Dataset items:
***

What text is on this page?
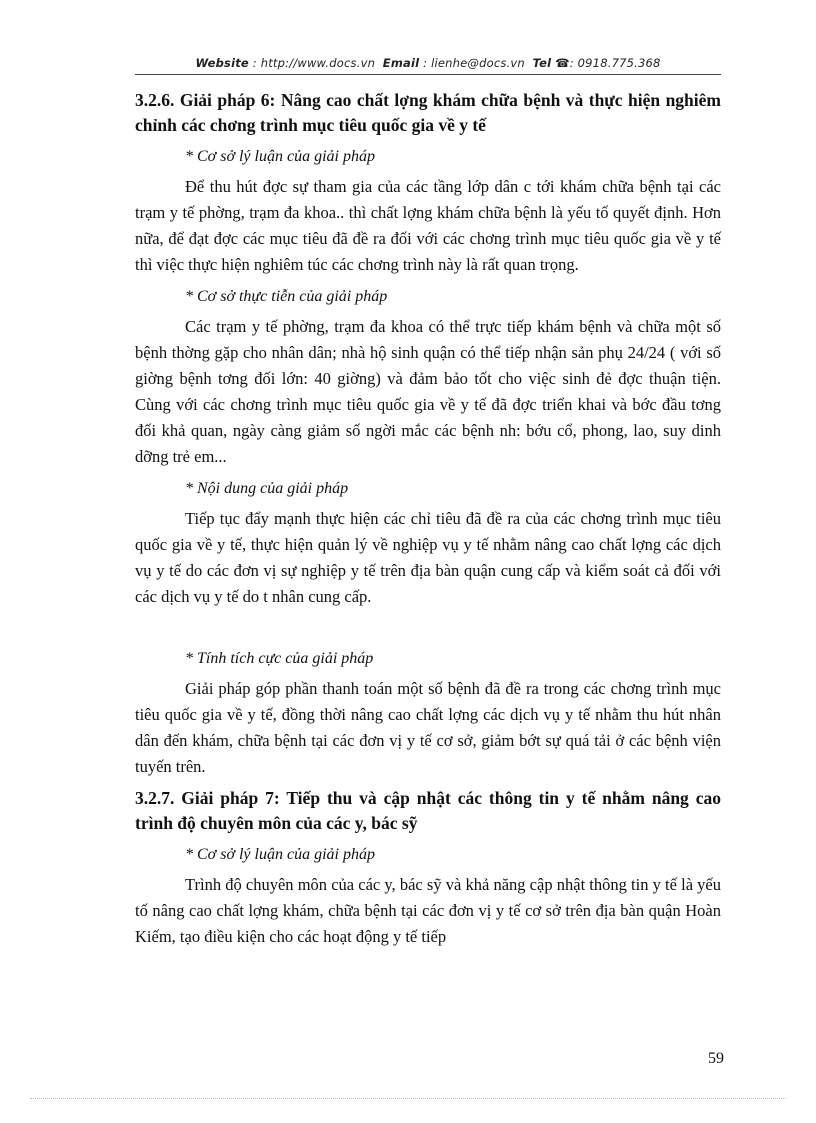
Website : http://www.docs.vn Email : lienhe@docs.vn Tel ☎: 0918.775.368
3.2.6. Giải pháp 6: Nâng cao chất lợng khám chữa bệnh và thực hiện nghiêm chỉnh các chơng trình mục tiêu quốc gia về y tế
* Cơ sở lý luận của giải pháp
Để thu hút đợc sự tham gia của các tầng lớp dân c tới khám chữa bệnh tại các trạm y tế phờng, trạm đa khoa.. thì chất lợng khám chữa bệnh là yếu tố quyết định. Hơn nữa, để đạt đợc các mục tiêu đã đề ra đối với các chơng trình mục tiêu quốc gia về y tế thì việc thực hiện nghiêm túc các chơng trình này là rất quan trọng.
* Cơ sở thực tiễn của giải pháp
Các trạm y tế phờng, trạm đa khoa có thể trực tiếp khám bệnh và chữa một số bệnh thờng gặp cho nhân dân; nhà hộ sinh quận có thể tiếp nhận sản phụ 24/24 ( với số giờng bệnh tơng đối lớn: 40 giờng) và đảm bảo tốt cho việc sinh đẻ đợc thuận tiện. Cùng với các chơng trình mục tiêu quốc gia về y tế đã đợc triển khai và bớc đầu tơng đối khả quan, ngày càng giảm số ngời mắc các bệnh nh: bớu cổ, phong, lao, suy dinh dỡng trẻ em...
* Nội dung của giải pháp
Tiếp tục đẩy mạnh thực hiện các chỉ tiêu đã đề ra của các chơng trình mục tiêu quốc gia về y tế, thực hiện quản lý về nghiệp vụ y tế nhằm nâng cao chất lợng các dịch vụ y tế do các đơn vị sự nghiệp y tế trên địa bàn quận cung cấp và kiểm soát cả đối với các dịch vụ y tế do t nhân cung cấp.
* Tính tích cực của giải pháp
Giải pháp góp phần thanh toán một số bệnh đã đề ra trong các chơng trình mục tiêu quốc gia về y tế, đồng thời nâng cao chất lợng các dịch vụ y tế nhằm thu hút nhân dân đến khám, chữa bệnh tại các đơn vị y tế cơ sở, giảm bớt sự quá tải ở các bệnh viện tuyến trên.
3.2.7. Giải pháp 7: Tiếp thu và cập nhật các thông tin y tế nhằm nâng cao trình độ chuyên môn của các y, bác sỹ
* Cơ sở lý luận của giải pháp
Trình độ chuyên môn của các y, bác sỹ và khả năng cập nhật thông tin y tế là yếu tố nâng cao chất lợng khám, chữa bệnh tại các đơn vị y tế cơ sở trên địa bàn quận Hoàn Kiếm, tạo điều kiện cho các hoạt động y tế tiếp
59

***

Aim of the task:
Lines that include the word "chuyên" are to be extracted from the data above.

Response for this exercise:
3.2.7. Giải pháp 7: Tiếp thu và cập nhật các thông tin y tế nhằm nâng cao trình độ chuyên môn của các y, bác sỹ
Trình độ chuyên môn của các y, bác sỹ và khả năng cập nhật thông tin y tế là yếu tố nâng cao chất lợng khám, chữa bệnh tại các đơn vị y tế cơ sở trên địa bàn quận Hoàn Kiếm, tạo điều kiện cho các hoạt động y tế tiếp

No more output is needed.